**WHAT TO DO:** From the entries below, gather each line containing the word "Uncertainty".

**EXTRACTED RECORDS:**
━━━━━━━━
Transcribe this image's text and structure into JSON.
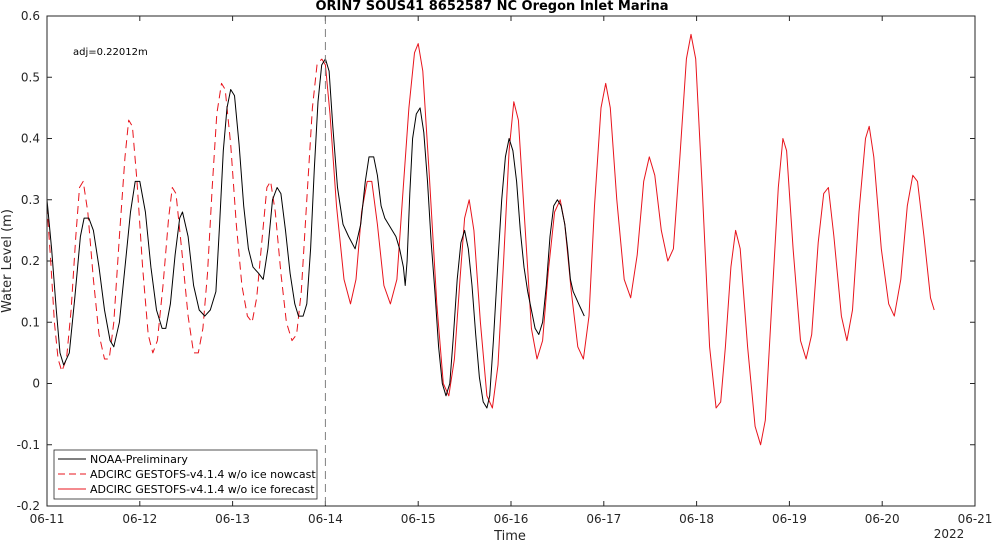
{
  "chart_data": {
    "type": "line",
    "title": "ORIN7 SOUS41 8652587 NC Oregon Inlet Marina",
    "xlabel": "Time",
    "ylabel": "Water Level (m)",
    "x_range_days": [
      "06-11",
      "06-21"
    ],
    "ylim": [
      -0.2,
      0.6
    ],
    "x_ticks": [
      "06-11",
      "06-12",
      "06-13",
      "06-14",
      "06-15",
      "06-16",
      "06-17",
      "06-18",
      "06-19",
      "06-20",
      "06-21"
    ],
    "x_year_label": "2022",
    "y_ticks": [
      "-0.2",
      "-0.1",
      "0",
      "0.1",
      "0.2",
      "0.3",
      "0.4",
      "0.5",
      "0.6"
    ],
    "annotation": "adj=0.22012m",
    "forecast_start": "06-14",
    "grid": false,
    "legend_position": "bottom-left",
    "series": [
      {
        "name": "NOAA-Preliminary",
        "color": "#000000",
        "dash": "solid",
        "points": [
          [
            0.0,
            0.3
          ],
          [
            0.05,
            0.22
          ],
          [
            0.1,
            0.12
          ],
          [
            0.14,
            0.05
          ],
          [
            0.18,
            0.03
          ],
          [
            0.24,
            0.05
          ],
          [
            0.3,
            0.14
          ],
          [
            0.36,
            0.24
          ],
          [
            0.4,
            0.27
          ],
          [
            0.45,
            0.27
          ],
          [
            0.5,
            0.25
          ],
          [
            0.56,
            0.19
          ],
          [
            0.62,
            0.12
          ],
          [
            0.68,
            0.07
          ],
          [
            0.72,
            0.06
          ],
          [
            0.78,
            0.1
          ],
          [
            0.84,
            0.19
          ],
          [
            0.9,
            0.28
          ],
          [
            0.95,
            0.33
          ],
          [
            1.0,
            0.33
          ],
          [
            1.06,
            0.28
          ],
          [
            1.12,
            0.19
          ],
          [
            1.18,
            0.12
          ],
          [
            1.24,
            0.09
          ],
          [
            1.28,
            0.09
          ],
          [
            1.33,
            0.13
          ],
          [
            1.38,
            0.21
          ],
          [
            1.43,
            0.27
          ],
          [
            1.46,
            0.28
          ],
          [
            1.52,
            0.24
          ],
          [
            1.58,
            0.16
          ],
          [
            1.64,
            0.12
          ],
          [
            1.7,
            0.11
          ],
          [
            1.76,
            0.12
          ],
          [
            1.82,
            0.15
          ],
          [
            1.86,
            0.26
          ],
          [
            1.9,
            0.38
          ],
          [
            1.94,
            0.45
          ],
          [
            1.98,
            0.48
          ],
          [
            2.02,
            0.47
          ],
          [
            2.07,
            0.39
          ],
          [
            2.12,
            0.29
          ],
          [
            2.17,
            0.22
          ],
          [
            2.22,
            0.19
          ],
          [
            2.28,
            0.18
          ],
          [
            2.33,
            0.17
          ],
          [
            2.38,
            0.22
          ],
          [
            2.43,
            0.3
          ],
          [
            2.48,
            0.32
          ],
          [
            2.52,
            0.31
          ],
          [
            2.57,
            0.25
          ],
          [
            2.62,
            0.18
          ],
          [
            2.67,
            0.13
          ],
          [
            2.71,
            0.11
          ],
          [
            2.76,
            0.11
          ],
          [
            2.8,
            0.13
          ],
          [
            2.84,
            0.22
          ],
          [
            2.88,
            0.35
          ],
          [
            2.92,
            0.46
          ],
          [
            2.96,
            0.52
          ],
          [
            3.0,
            0.53
          ],
          [
            3.04,
            0.51
          ],
          [
            3.08,
            0.42
          ],
          [
            3.13,
            0.32
          ],
          [
            3.19,
            0.26
          ],
          [
            3.25,
            0.24
          ],
          [
            3.32,
            0.22
          ],
          [
            3.38,
            0.26
          ],
          [
            3.43,
            0.33
          ],
          [
            3.47,
            0.37
          ],
          [
            3.52,
            0.37
          ],
          [
            3.56,
            0.34
          ],
          [
            3.6,
            0.29
          ],
          [
            3.64,
            0.27
          ],
          [
            3.68,
            0.26
          ],
          [
            3.72,
            0.25
          ],
          [
            3.76,
            0.24
          ],
          [
            3.8,
            0.22
          ],
          [
            3.84,
            0.19
          ],
          [
            3.86,
            0.16
          ],
          [
            3.88,
            0.2
          ],
          [
            3.91,
            0.31
          ],
          [
            3.94,
            0.4
          ],
          [
            3.98,
            0.44
          ],
          [
            4.02,
            0.45
          ],
          [
            4.06,
            0.41
          ],
          [
            4.1,
            0.33
          ],
          [
            4.14,
            0.23
          ],
          [
            4.18,
            0.15
          ],
          [
            4.22,
            0.06
          ],
          [
            4.26,
            0.0
          ],
          [
            4.3,
            -0.02
          ],
          [
            4.34,
            0.0
          ],
          [
            4.38,
            0.08
          ],
          [
            4.42,
            0.17
          ],
          [
            4.46,
            0.23
          ],
          [
            4.5,
            0.25
          ],
          [
            4.54,
            0.22
          ],
          [
            4.58,
            0.16
          ],
          [
            4.62,
            0.08
          ],
          [
            4.66,
            0.01
          ],
          [
            4.7,
            -0.03
          ],
          [
            4.74,
            -0.04
          ],
          [
            4.77,
            -0.02
          ],
          [
            4.81,
            0.07
          ],
          [
            4.86,
            0.2
          ],
          [
            4.9,
            0.3
          ],
          [
            4.94,
            0.37
          ],
          [
            4.98,
            0.4
          ],
          [
            5.02,
            0.38
          ],
          [
            5.06,
            0.33
          ],
          [
            5.1,
            0.25
          ],
          [
            5.14,
            0.19
          ],
          [
            5.18,
            0.15
          ],
          [
            5.22,
            0.12
          ],
          [
            5.26,
            0.09
          ],
          [
            5.3,
            0.08
          ],
          [
            5.34,
            0.1
          ],
          [
            5.38,
            0.16
          ],
          [
            5.42,
            0.24
          ],
          [
            5.46,
            0.29
          ],
          [
            5.5,
            0.3
          ],
          [
            5.54,
            0.29
          ],
          [
            5.58,
            0.26
          ],
          [
            5.61,
            0.22
          ],
          [
            5.64,
            0.17
          ],
          [
            5.67,
            0.15
          ],
          [
            5.7,
            0.14
          ],
          [
            5.73,
            0.13
          ],
          [
            5.76,
            0.12
          ],
          [
            5.79,
            0.11
          ]
        ]
      },
      {
        "name": "ADCIRC GESTOFS-v4.1.4 w/o ice nowcast",
        "color": "#e8141c",
        "dash": "dashed",
        "points": [
          [
            0.0,
            0.29
          ],
          [
            0.04,
            0.2
          ],
          [
            0.08,
            0.1
          ],
          [
            0.12,
            0.04
          ],
          [
            0.16,
            0.02
          ],
          [
            0.21,
            0.04
          ],
          [
            0.26,
            0.12
          ],
          [
            0.31,
            0.24
          ],
          [
            0.35,
            0.32
          ],
          [
            0.39,
            0.33
          ],
          [
            0.44,
            0.28
          ],
          [
            0.5,
            0.17
          ],
          [
            0.56,
            0.08
          ],
          [
            0.62,
            0.04
          ],
          [
            0.67,
            0.04
          ],
          [
            0.72,
            0.1
          ],
          [
            0.78,
            0.24
          ],
          [
            0.84,
            0.37
          ],
          [
            0.88,
            0.43
          ],
          [
            0.92,
            0.42
          ],
          [
            0.97,
            0.33
          ],
          [
            1.03,
            0.19
          ],
          [
            1.09,
            0.08
          ],
          [
            1.14,
            0.05
          ],
          [
            1.19,
            0.07
          ],
          [
            1.25,
            0.16
          ],
          [
            1.31,
            0.27
          ],
          [
            1.35,
            0.32
          ],
          [
            1.39,
            0.31
          ],
          [
            1.45,
            0.22
          ],
          [
            1.52,
            0.11
          ],
          [
            1.58,
            0.05
          ],
          [
            1.63,
            0.05
          ],
          [
            1.68,
            0.09
          ],
          [
            1.73,
            0.18
          ],
          [
            1.78,
            0.32
          ],
          [
            1.83,
            0.44
          ],
          [
            1.88,
            0.49
          ],
          [
            1.92,
            0.48
          ],
          [
            1.98,
            0.39
          ],
          [
            2.04,
            0.26
          ],
          [
            2.1,
            0.16
          ],
          [
            2.16,
            0.11
          ],
          [
            2.21,
            0.1
          ],
          [
            2.26,
            0.14
          ],
          [
            2.32,
            0.24
          ],
          [
            2.37,
            0.32
          ],
          [
            2.41,
            0.33
          ],
          [
            2.46,
            0.28
          ],
          [
            2.52,
            0.18
          ],
          [
            2.58,
            0.1
          ],
          [
            2.64,
            0.07
          ],
          [
            2.69,
            0.08
          ],
          [
            2.74,
            0.15
          ],
          [
            2.8,
            0.3
          ],
          [
            2.86,
            0.45
          ],
          [
            2.91,
            0.52
          ],
          [
            2.96,
            0.53
          ]
        ]
      },
      {
        "name": "ADCIRC GESTOFS-v4.1.4 w/o ice forecast",
        "color": "#e8141c",
        "dash": "solid",
        "points": [
          [
            2.96,
            0.53
          ],
          [
            3.0,
            0.52
          ],
          [
            3.05,
            0.44
          ],
          [
            3.12,
            0.29
          ],
          [
            3.2,
            0.17
          ],
          [
            3.27,
            0.13
          ],
          [
            3.33,
            0.17
          ],
          [
            3.39,
            0.28
          ],
          [
            3.45,
            0.33
          ],
          [
            3.5,
            0.33
          ],
          [
            3.56,
            0.26
          ],
          [
            3.63,
            0.16
          ],
          [
            3.7,
            0.13
          ],
          [
            3.77,
            0.17
          ],
          [
            3.83,
            0.3
          ],
          [
            3.9,
            0.45
          ],
          [
            3.96,
            0.54
          ],
          [
            4.0,
            0.555
          ],
          [
            4.05,
            0.51
          ],
          [
            4.12,
            0.34
          ],
          [
            4.2,
            0.13
          ],
          [
            4.27,
            0.0
          ],
          [
            4.33,
            -0.02
          ],
          [
            4.39,
            0.04
          ],
          [
            4.45,
            0.17
          ],
          [
            4.5,
            0.27
          ],
          [
            4.55,
            0.3
          ],
          [
            4.6,
            0.25
          ],
          [
            4.67,
            0.1
          ],
          [
            4.74,
            -0.02
          ],
          [
            4.8,
            -0.04
          ],
          [
            4.86,
            0.03
          ],
          [
            4.92,
            0.2
          ],
          [
            4.98,
            0.38
          ],
          [
            5.03,
            0.46
          ],
          [
            5.08,
            0.43
          ],
          [
            5.15,
            0.26
          ],
          [
            5.22,
            0.09
          ],
          [
            5.28,
            0.04
          ],
          [
            5.34,
            0.07
          ],
          [
            5.4,
            0.18
          ],
          [
            5.47,
            0.28
          ],
          [
            5.53,
            0.3
          ],
          [
            5.58,
            0.26
          ],
          [
            5.65,
            0.15
          ],
          [
            5.72,
            0.06
          ],
          [
            5.78,
            0.04
          ],
          [
            5.84,
            0.11
          ],
          [
            5.9,
            0.29
          ],
          [
            5.97,
            0.45
          ],
          [
            6.02,
            0.49
          ],
          [
            6.07,
            0.45
          ],
          [
            6.14,
            0.3
          ],
          [
            6.22,
            0.17
          ],
          [
            6.29,
            0.14
          ],
          [
            6.36,
            0.21
          ],
          [
            6.43,
            0.33
          ],
          [
            6.49,
            0.37
          ],
          [
            6.55,
            0.34
          ],
          [
            6.62,
            0.25
          ],
          [
            6.69,
            0.2
          ],
          [
            6.75,
            0.22
          ],
          [
            6.82,
            0.37
          ],
          [
            6.89,
            0.53
          ],
          [
            6.94,
            0.57
          ],
          [
            6.99,
            0.53
          ],
          [
            7.06,
            0.32
          ],
          [
            7.14,
            0.06
          ],
          [
            7.21,
            -0.04
          ],
          [
            7.26,
            -0.03
          ],
          [
            7.31,
            0.06
          ],
          [
            7.37,
            0.19
          ],
          [
            7.42,
            0.25
          ],
          [
            7.47,
            0.22
          ],
          [
            7.55,
            0.06
          ],
          [
            7.63,
            -0.07
          ],
          [
            7.69,
            -0.1
          ],
          [
            7.74,
            -0.06
          ],
          [
            7.81,
            0.13
          ],
          [
            7.88,
            0.32
          ],
          [
            7.93,
            0.4
          ],
          [
            7.97,
            0.38
          ],
          [
            8.04,
            0.22
          ],
          [
            8.12,
            0.07
          ],
          [
            8.18,
            0.04
          ],
          [
            8.24,
            0.08
          ],
          [
            8.31,
            0.23
          ],
          [
            8.37,
            0.31
          ],
          [
            8.42,
            0.32
          ],
          [
            8.48,
            0.24
          ],
          [
            8.56,
            0.11
          ],
          [
            8.62,
            0.07
          ],
          [
            8.68,
            0.12
          ],
          [
            8.75,
            0.28
          ],
          [
            8.82,
            0.4
          ],
          [
            8.86,
            0.42
          ],
          [
            8.91,
            0.37
          ],
          [
            8.99,
            0.22
          ],
          [
            9.07,
            0.13
          ],
          [
            9.13,
            0.11
          ],
          [
            9.2,
            0.17
          ],
          [
            9.27,
            0.29
          ],
          [
            9.33,
            0.34
          ],
          [
            9.38,
            0.33
          ],
          [
            9.45,
            0.24
          ],
          [
            9.52,
            0.14
          ],
          [
            9.56,
            0.12
          ]
        ]
      }
    ]
  }
}
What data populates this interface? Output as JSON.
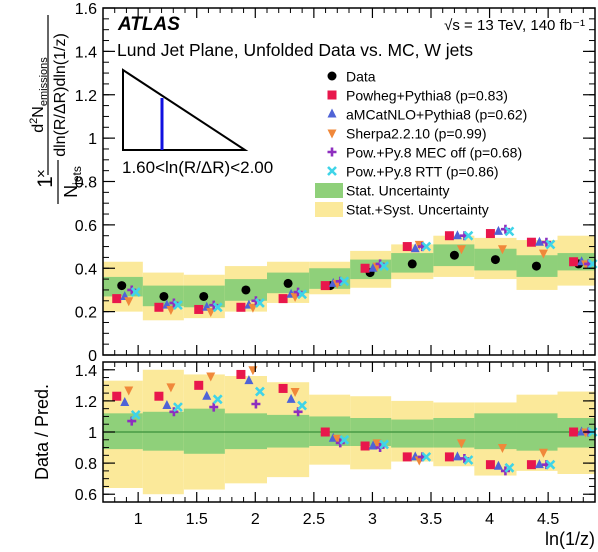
{
  "chart_data": [
    {
      "type": "scatter",
      "experiment": "ATLAS",
      "energy_label": "√s = 13 TeV, 140 fb⁻¹",
      "title": "Lund Jet Plane, Unfolded Data vs. MC, W jets",
      "bin_label": "1.60<ln(R/ΔR)<2.00",
      "xlabel": "ln(1/z)",
      "ylabel": "1/N_jets × d²N_emissions / dln(R/ΔR)dln(1/z)",
      "xlim": [
        0.7,
        4.9
      ],
      "ylim": [
        0,
        1.6
      ],
      "xticks": [
        1,
        1.5,
        2,
        2.5,
        3,
        3.5,
        4,
        4.5
      ],
      "yticks": [
        0,
        0.2,
        0.4,
        0.6,
        0.8,
        1,
        1.2,
        1.4,
        1.6
      ],
      "legend_placement": "top-right",
      "x": [
        0.86,
        1.22,
        1.56,
        1.92,
        2.28,
        2.64,
        2.98,
        3.34,
        3.7,
        4.05,
        4.4,
        4.76
      ],
      "bin_edges": [
        0.7,
        1.04,
        1.39,
        1.74,
        2.1,
        2.46,
        2.81,
        3.16,
        3.52,
        3.87,
        4.23,
        4.58,
        4.93
      ],
      "stat_band": [
        [
          0.27,
          0.36
        ],
        [
          0.225,
          0.32
        ],
        [
          0.22,
          0.32
        ],
        [
          0.25,
          0.35
        ],
        [
          0.285,
          0.38
        ],
        [
          0.305,
          0.4
        ],
        [
          0.35,
          0.44
        ],
        [
          0.38,
          0.47
        ],
        [
          0.41,
          0.51
        ],
        [
          0.39,
          0.49
        ],
        [
          0.36,
          0.46
        ],
        [
          0.39,
          0.47
        ]
      ],
      "syst_band": [
        [
          0.2,
          0.43
        ],
        [
          0.16,
          0.38
        ],
        [
          0.17,
          0.37
        ],
        [
          0.2,
          0.41
        ],
        [
          0.24,
          0.43
        ],
        [
          0.28,
          0.43
        ],
        [
          0.31,
          0.48
        ],
        [
          0.35,
          0.51
        ],
        [
          0.36,
          0.55
        ],
        [
          0.35,
          0.54
        ],
        [
          0.3,
          0.53
        ],
        [
          0.32,
          0.55
        ]
      ],
      "series": [
        {
          "name": "Data",
          "marker": "circle",
          "color": "#000000",
          "values": [
            0.32,
            0.27,
            0.27,
            0.3,
            0.33,
            0.32,
            0.38,
            0.42,
            0.46,
            0.44,
            0.41,
            0.42
          ]
        },
        {
          "name": "Powheg+Pythia8 (p=0.83)",
          "marker": "square",
          "color": "#e8174c",
          "values": [
            0.26,
            0.22,
            0.21,
            0.22,
            0.26,
            0.32,
            0.4,
            0.5,
            0.55,
            0.56,
            0.52,
            0.43
          ]
        },
        {
          "name": "aMCatNLO+Pythia8 (p=0.62)",
          "marker": "triangle-up",
          "color": "#4f63d6",
          "values": [
            0.27,
            0.23,
            0.22,
            0.23,
            0.28,
            0.33,
            0.4,
            0.49,
            0.55,
            0.57,
            0.52,
            0.43
          ]
        },
        {
          "name": "Sherpa2.2.10 (p=0.99)",
          "marker": "triangle-down",
          "color": "#f0883a",
          "values": [
            0.25,
            0.21,
            0.2,
            0.22,
            0.27,
            0.33,
            0.41,
            0.51,
            0.49,
            0.49,
            0.47,
            0.42
          ]
        },
        {
          "name": "Pow.+Py.8 MEC off (p=0.68)",
          "marker": "plus",
          "color": "#8e2fbf",
          "values": [
            0.3,
            0.24,
            0.23,
            0.25,
            0.29,
            0.34,
            0.42,
            0.5,
            0.55,
            0.58,
            0.52,
            0.42
          ]
        },
        {
          "name": "Pow.+Py.8 RTT (p=0.86)",
          "marker": "cross",
          "color": "#3fd4e8",
          "values": [
            0.29,
            0.23,
            0.22,
            0.24,
            0.28,
            0.34,
            0.41,
            0.5,
            0.55,
            0.57,
            0.51,
            0.42
          ]
        }
      ],
      "band_legend": [
        {
          "name": "Stat. Uncertainty",
          "color": "#8fd07a"
        },
        {
          "name": "Stat.+Syst. Uncertainty",
          "color": "#fbe99a"
        }
      ]
    },
    {
      "type": "scatter",
      "xlabel": "ln(1/z)",
      "ylabel": "Data / Pred.",
      "xlim": [
        0.7,
        4.9
      ],
      "ylim": [
        0.55,
        1.45
      ],
      "xticks": [
        1,
        1.5,
        2,
        2.5,
        3,
        3.5,
        4,
        4.5
      ],
      "yticks": [
        0.6,
        0.8,
        1,
        1.2,
        1.4
      ],
      "reference_line": 1,
      "x": [
        0.86,
        1.22,
        1.56,
        1.92,
        2.28,
        2.64,
        2.98,
        3.34,
        3.7,
        4.05,
        4.4,
        4.76
      ],
      "bin_edges": [
        0.7,
        1.04,
        1.39,
        1.74,
        2.1,
        2.46,
        2.81,
        3.16,
        3.52,
        3.87,
        4.23,
        4.58,
        4.93
      ],
      "stat_band": [
        [
          0.89,
          1.12
        ],
        [
          0.88,
          1.13
        ],
        [
          0.86,
          1.15
        ],
        [
          0.89,
          1.12
        ],
        [
          0.9,
          1.11
        ],
        [
          0.91,
          1.1
        ],
        [
          0.91,
          1.09
        ],
        [
          0.9,
          1.08
        ],
        [
          0.9,
          1.09
        ],
        [
          0.89,
          1.12
        ],
        [
          0.88,
          1.12
        ],
        [
          0.9,
          1.09
        ]
      ],
      "syst_band": [
        [
          0.64,
          1.33
        ],
        [
          0.6,
          1.4
        ],
        [
          0.63,
          1.37
        ],
        [
          0.67,
          1.36
        ],
        [
          0.71,
          1.32
        ],
        [
          0.79,
          1.24
        ],
        [
          0.76,
          1.23
        ],
        [
          0.81,
          1.2
        ],
        [
          0.78,
          1.19
        ],
        [
          0.72,
          1.19
        ],
        [
          0.75,
          1.24
        ],
        [
          0.73,
          1.26
        ]
      ],
      "series": [
        {
          "name": "Powheg+Pythia8 (p=0.83)",
          "marker": "square",
          "color": "#e8174c",
          "values": [
            1.23,
            1.23,
            1.3,
            1.37,
            1.28,
            1.0,
            0.91,
            0.84,
            0.84,
            0.79,
            0.79,
            1.0
          ]
        },
        {
          "name": "aMCatNLO+Pythia8 (p=0.62)",
          "marker": "triangle-up",
          "color": "#4f63d6",
          "values": [
            1.19,
            1.17,
            1.23,
            1.33,
            1.21,
            0.96,
            0.91,
            0.84,
            0.84,
            0.78,
            0.79,
            1.0
          ]
        },
        {
          "name": "Sherpa2.2.10 (p=0.99)",
          "marker": "triangle-down",
          "color": "#f0883a",
          "values": [
            1.27,
            1.29,
            1.36,
            1.4,
            1.26,
            0.96,
            0.93,
            0.82,
            0.93,
            0.9,
            0.87,
            1.0
          ]
        },
        {
          "name": "Pow.+Py.8 MEC off (p=0.68)",
          "marker": "plus",
          "color": "#8e2fbf",
          "values": [
            1.07,
            1.13,
            1.16,
            1.18,
            1.13,
            0.93,
            0.9,
            0.84,
            0.83,
            0.75,
            0.79,
            1.0
          ]
        },
        {
          "name": "Pow.+Py.8 RTT (p=0.86)",
          "marker": "cross",
          "color": "#3fd4e8",
          "values": [
            1.11,
            1.16,
            1.21,
            1.26,
            1.17,
            0.95,
            0.92,
            0.84,
            0.82,
            0.77,
            0.79,
            1.0
          ]
        }
      ]
    }
  ]
}
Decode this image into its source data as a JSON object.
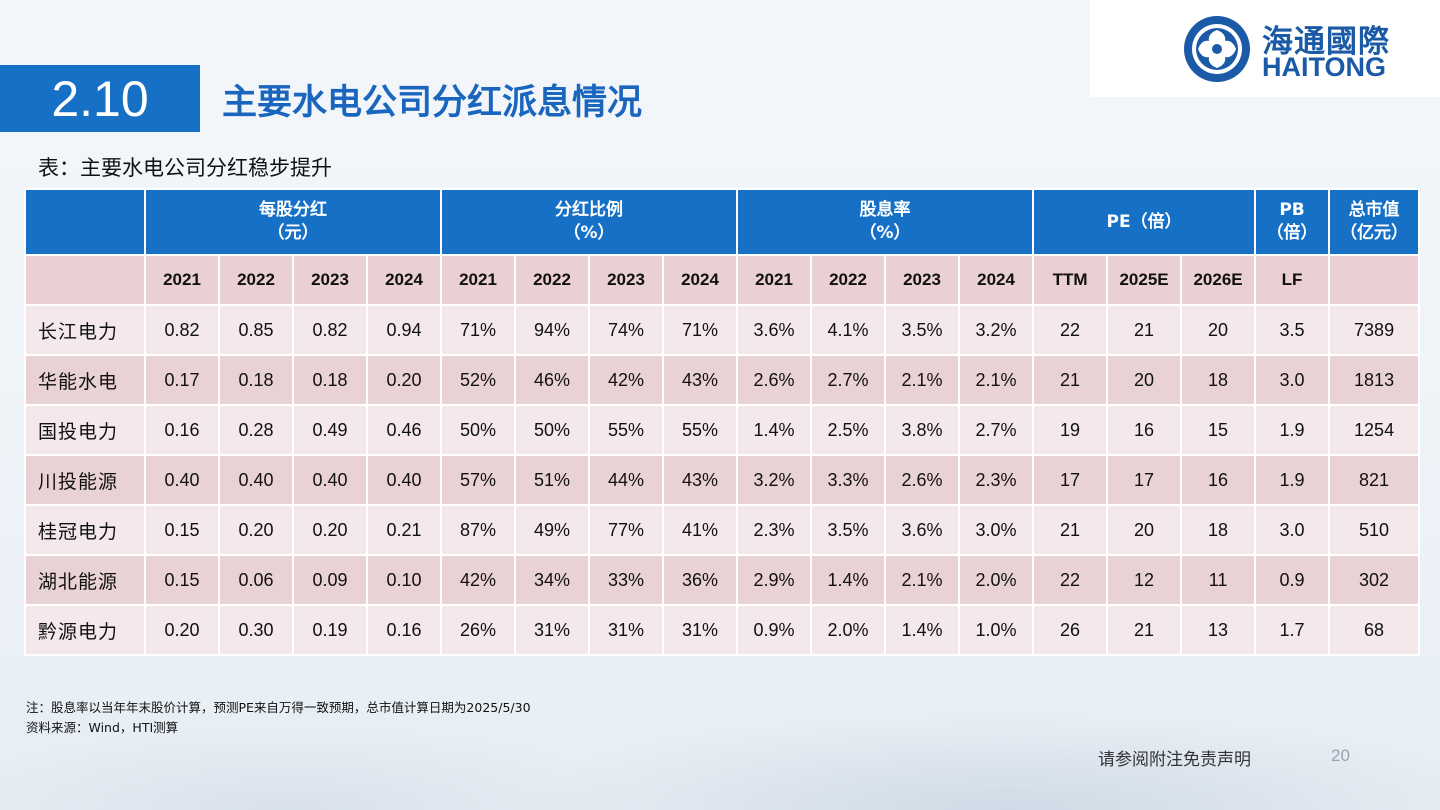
━━━━━━━━
**SOLUTION TO THIS PROBLEM:**
          "name": "Stat. Uncertainty",
          "name": "Stat.+Syst. Uncertainty",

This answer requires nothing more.